**Text for analysis**.
○ ○ ○ ○ ○ ○ ○
No. Modern JavaScript engines optimize away local variables. The compiled code is essentially identical.
More importantly: code is read far more often than it runs. Optimize for reading speed first.
If you have genuine performance concerns in a hot path, profile first. You'll almost never find that explanatory variables are the bottleneck.
When to Extract
Extract when:
- You find yourself re-reading an expression to understand it
- The expression appears multiple times
- The expression implements a business rule that deserves a name
- You want to add a comment explaining the expression (use a variable name instead)
Don't extract when:
- The expression is already clear:
const doubled = x * 2;doesn't needconst two = 2; - The variable would only be used once in an already-clear context
- You're over-decomposing simple logic
The "Extract Variable" Refactoring
This is so common that IDEs have shortcuts for it.
- Select an expression
- Invoke "Extract Variable" (often Ctrl+Alt+V or Cmd+Option+V)
- Type the variable name
- IDE creates the variable and replaces the expression
Practice this until it's automatic. It's one of the most valuable refactoring moves.
Combining with Functions
Sometimes a variable should be a function:
Variable (Good for Single Use)
const isEligible = age >= 18 && hasLicense && !isExpired;
if (isEligible) { }
Function (Good for Reuse and Testing)
○ ○ ○ ○ ○ ○ ○
(Records from a data source)
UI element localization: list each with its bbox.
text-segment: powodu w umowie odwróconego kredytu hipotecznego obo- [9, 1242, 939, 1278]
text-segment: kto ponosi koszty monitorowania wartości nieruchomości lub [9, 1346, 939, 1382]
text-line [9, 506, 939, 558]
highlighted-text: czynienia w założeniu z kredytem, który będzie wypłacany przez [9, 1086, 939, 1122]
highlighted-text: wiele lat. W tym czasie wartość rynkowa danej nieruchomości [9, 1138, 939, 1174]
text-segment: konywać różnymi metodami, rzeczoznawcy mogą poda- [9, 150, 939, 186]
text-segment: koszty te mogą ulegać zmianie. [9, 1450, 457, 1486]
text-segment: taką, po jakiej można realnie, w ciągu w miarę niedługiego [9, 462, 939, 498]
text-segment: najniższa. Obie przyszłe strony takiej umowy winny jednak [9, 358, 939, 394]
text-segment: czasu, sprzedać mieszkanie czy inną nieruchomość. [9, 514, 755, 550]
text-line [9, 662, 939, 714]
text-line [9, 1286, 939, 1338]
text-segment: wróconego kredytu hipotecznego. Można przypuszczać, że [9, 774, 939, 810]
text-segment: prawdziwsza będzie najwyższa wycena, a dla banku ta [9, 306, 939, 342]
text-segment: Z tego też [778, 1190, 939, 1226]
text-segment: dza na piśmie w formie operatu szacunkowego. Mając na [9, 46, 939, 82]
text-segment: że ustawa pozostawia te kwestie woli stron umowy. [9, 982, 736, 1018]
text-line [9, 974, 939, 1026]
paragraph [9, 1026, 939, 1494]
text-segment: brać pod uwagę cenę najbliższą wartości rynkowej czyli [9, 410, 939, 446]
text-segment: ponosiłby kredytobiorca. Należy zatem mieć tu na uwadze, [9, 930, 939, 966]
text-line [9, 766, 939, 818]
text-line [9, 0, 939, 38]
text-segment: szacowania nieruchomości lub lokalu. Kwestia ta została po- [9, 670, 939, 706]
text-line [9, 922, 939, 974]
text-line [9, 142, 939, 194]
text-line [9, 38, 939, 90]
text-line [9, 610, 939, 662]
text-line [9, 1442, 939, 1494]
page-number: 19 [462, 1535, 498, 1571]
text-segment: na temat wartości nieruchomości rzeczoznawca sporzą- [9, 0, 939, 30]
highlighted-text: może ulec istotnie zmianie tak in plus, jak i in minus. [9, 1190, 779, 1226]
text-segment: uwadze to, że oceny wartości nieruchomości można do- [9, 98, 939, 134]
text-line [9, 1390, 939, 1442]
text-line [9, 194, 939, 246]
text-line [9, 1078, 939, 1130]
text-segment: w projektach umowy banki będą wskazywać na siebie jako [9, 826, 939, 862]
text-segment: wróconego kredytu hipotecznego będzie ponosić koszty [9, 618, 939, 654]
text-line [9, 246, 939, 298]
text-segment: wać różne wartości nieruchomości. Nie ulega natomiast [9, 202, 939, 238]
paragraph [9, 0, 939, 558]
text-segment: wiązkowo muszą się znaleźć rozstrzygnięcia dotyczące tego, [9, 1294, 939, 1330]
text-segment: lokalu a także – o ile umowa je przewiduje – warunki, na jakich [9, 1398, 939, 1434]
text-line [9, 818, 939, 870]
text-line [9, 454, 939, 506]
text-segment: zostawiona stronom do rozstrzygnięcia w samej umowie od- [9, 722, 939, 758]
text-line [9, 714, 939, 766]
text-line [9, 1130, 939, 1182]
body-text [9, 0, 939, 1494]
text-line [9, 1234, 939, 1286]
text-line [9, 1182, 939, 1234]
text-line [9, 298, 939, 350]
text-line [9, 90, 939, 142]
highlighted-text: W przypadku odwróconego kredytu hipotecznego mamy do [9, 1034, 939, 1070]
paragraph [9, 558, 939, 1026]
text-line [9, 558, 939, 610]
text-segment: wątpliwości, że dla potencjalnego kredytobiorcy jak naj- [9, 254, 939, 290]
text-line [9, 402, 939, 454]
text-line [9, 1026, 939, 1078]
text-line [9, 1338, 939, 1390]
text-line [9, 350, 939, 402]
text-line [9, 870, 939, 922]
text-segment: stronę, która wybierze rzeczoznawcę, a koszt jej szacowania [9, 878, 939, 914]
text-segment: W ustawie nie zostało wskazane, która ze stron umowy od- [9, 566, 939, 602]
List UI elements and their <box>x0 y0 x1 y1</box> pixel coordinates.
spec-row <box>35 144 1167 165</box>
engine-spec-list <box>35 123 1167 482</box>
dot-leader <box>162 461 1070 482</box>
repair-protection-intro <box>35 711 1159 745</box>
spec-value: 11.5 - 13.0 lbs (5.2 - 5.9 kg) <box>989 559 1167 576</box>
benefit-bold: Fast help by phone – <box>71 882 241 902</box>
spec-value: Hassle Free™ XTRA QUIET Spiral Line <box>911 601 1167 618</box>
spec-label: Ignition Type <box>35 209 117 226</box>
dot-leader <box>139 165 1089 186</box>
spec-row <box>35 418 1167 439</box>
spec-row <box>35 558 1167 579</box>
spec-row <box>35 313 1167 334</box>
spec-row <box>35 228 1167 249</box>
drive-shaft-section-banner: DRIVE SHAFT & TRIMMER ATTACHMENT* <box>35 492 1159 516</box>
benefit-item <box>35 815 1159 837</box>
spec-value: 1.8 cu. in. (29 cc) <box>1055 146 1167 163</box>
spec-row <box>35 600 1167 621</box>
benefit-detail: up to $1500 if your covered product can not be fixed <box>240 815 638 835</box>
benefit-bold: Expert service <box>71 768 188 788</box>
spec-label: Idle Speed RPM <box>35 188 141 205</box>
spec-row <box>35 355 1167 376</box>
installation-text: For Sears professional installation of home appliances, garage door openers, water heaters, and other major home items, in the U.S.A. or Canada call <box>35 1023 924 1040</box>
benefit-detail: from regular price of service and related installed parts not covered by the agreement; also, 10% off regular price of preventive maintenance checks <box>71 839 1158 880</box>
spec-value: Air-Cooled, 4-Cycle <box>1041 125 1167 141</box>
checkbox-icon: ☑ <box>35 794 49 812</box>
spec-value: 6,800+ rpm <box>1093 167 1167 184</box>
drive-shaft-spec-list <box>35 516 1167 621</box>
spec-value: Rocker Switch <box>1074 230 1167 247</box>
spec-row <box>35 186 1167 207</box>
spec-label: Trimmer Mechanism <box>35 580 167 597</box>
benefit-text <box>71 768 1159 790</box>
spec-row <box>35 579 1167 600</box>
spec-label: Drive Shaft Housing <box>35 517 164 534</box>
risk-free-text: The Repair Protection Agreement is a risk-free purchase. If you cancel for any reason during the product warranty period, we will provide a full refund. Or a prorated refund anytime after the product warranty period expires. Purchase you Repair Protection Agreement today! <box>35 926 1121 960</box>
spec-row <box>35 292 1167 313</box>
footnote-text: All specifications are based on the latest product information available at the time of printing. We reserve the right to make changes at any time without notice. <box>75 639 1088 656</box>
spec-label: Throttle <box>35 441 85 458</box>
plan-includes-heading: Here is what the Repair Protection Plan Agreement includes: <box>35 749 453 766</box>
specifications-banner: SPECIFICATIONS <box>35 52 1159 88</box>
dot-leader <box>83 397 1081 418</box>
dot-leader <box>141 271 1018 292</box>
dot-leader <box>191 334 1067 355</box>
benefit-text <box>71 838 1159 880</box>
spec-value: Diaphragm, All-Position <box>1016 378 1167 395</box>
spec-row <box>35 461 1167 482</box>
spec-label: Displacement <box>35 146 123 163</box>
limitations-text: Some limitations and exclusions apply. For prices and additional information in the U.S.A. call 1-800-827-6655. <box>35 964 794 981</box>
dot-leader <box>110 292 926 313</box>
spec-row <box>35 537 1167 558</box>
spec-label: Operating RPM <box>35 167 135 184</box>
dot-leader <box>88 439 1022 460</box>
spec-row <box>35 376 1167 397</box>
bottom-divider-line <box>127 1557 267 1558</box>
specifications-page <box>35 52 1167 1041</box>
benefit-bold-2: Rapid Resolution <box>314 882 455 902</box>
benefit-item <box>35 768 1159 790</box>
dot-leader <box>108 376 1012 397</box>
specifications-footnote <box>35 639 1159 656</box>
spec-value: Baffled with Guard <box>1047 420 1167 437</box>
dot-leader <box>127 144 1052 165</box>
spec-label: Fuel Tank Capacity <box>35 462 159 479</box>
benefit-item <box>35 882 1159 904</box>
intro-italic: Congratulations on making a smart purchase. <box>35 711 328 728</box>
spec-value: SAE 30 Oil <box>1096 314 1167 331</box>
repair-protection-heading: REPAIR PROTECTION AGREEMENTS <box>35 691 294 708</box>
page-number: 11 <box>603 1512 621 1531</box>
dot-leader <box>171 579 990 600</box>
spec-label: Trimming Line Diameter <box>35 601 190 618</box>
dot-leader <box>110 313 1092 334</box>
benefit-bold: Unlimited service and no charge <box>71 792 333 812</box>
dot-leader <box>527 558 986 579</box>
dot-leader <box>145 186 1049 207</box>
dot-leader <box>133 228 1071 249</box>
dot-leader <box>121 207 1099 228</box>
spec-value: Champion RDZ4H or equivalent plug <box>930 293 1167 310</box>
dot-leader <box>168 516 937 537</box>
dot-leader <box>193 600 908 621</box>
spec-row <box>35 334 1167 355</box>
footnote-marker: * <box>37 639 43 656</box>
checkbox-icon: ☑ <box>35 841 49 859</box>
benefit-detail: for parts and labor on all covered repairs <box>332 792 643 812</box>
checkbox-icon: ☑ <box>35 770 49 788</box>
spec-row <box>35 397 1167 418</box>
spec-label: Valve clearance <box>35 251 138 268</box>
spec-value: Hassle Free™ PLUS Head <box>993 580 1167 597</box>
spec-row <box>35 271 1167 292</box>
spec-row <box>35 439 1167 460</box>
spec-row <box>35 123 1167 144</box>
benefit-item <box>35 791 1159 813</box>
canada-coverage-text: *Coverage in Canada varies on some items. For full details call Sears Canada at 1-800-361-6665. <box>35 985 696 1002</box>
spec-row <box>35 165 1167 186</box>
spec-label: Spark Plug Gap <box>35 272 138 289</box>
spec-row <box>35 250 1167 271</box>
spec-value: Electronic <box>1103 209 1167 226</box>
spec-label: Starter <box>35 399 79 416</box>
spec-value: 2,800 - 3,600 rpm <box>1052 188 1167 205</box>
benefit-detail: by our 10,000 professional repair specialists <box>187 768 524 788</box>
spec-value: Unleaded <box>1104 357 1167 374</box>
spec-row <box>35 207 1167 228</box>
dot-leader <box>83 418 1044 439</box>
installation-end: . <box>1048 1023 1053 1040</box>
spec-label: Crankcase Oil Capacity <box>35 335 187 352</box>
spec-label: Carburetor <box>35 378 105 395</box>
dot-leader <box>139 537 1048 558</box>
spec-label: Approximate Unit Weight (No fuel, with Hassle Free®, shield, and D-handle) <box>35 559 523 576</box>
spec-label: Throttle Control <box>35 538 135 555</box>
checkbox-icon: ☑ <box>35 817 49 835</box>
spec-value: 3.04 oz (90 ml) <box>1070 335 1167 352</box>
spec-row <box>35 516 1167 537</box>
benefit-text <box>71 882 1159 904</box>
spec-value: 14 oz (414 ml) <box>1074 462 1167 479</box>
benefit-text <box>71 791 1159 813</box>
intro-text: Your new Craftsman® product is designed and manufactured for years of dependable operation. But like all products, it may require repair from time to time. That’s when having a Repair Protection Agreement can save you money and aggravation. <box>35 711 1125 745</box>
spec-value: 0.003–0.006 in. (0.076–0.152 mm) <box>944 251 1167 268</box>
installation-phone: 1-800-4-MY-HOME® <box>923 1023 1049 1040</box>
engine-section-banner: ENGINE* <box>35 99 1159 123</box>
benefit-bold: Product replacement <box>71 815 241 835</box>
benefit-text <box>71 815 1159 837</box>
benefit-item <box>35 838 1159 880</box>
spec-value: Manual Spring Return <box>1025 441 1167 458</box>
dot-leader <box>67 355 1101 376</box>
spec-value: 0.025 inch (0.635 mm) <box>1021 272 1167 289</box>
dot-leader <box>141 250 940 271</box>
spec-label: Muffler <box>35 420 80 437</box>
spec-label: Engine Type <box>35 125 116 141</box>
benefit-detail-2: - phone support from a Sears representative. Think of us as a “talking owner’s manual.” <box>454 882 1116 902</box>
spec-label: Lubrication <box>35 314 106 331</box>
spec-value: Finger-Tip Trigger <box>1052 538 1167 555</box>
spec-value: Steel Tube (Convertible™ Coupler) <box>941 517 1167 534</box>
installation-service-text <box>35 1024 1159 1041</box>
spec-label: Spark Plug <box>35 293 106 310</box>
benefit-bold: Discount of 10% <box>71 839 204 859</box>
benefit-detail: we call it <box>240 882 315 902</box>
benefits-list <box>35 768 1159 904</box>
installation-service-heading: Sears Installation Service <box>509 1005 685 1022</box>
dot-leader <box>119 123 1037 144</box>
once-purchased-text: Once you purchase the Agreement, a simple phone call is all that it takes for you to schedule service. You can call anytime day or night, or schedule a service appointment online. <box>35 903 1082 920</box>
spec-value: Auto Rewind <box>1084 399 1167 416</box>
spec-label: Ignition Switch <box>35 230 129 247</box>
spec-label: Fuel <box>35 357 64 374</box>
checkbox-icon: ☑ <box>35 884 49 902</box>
○ ○ ○ ○ ○ ○ ○
**Exercises**.
1. According to the text on explanatory variables, why should code be optimized for reading speed first? Answer in one to three sentences.
2. Please reproduce the stretch of the text on explanatory variables from "- Type the variable" through "for Single Use)".

**Answers given**.
1. Code is read far more often than it runs, so reading speed matters more. Modern JavaScript engines also optimize away local variables, so the compiled code is essentially identical.

2.
- Type the variable name
- IDE creates the variable and replaces the expression
Practice this until it's automatic. It's one of the most valuable refactoring moves.
Combining with Functions
Sometimes a variable should be a function:
Variable (Good for Single Use)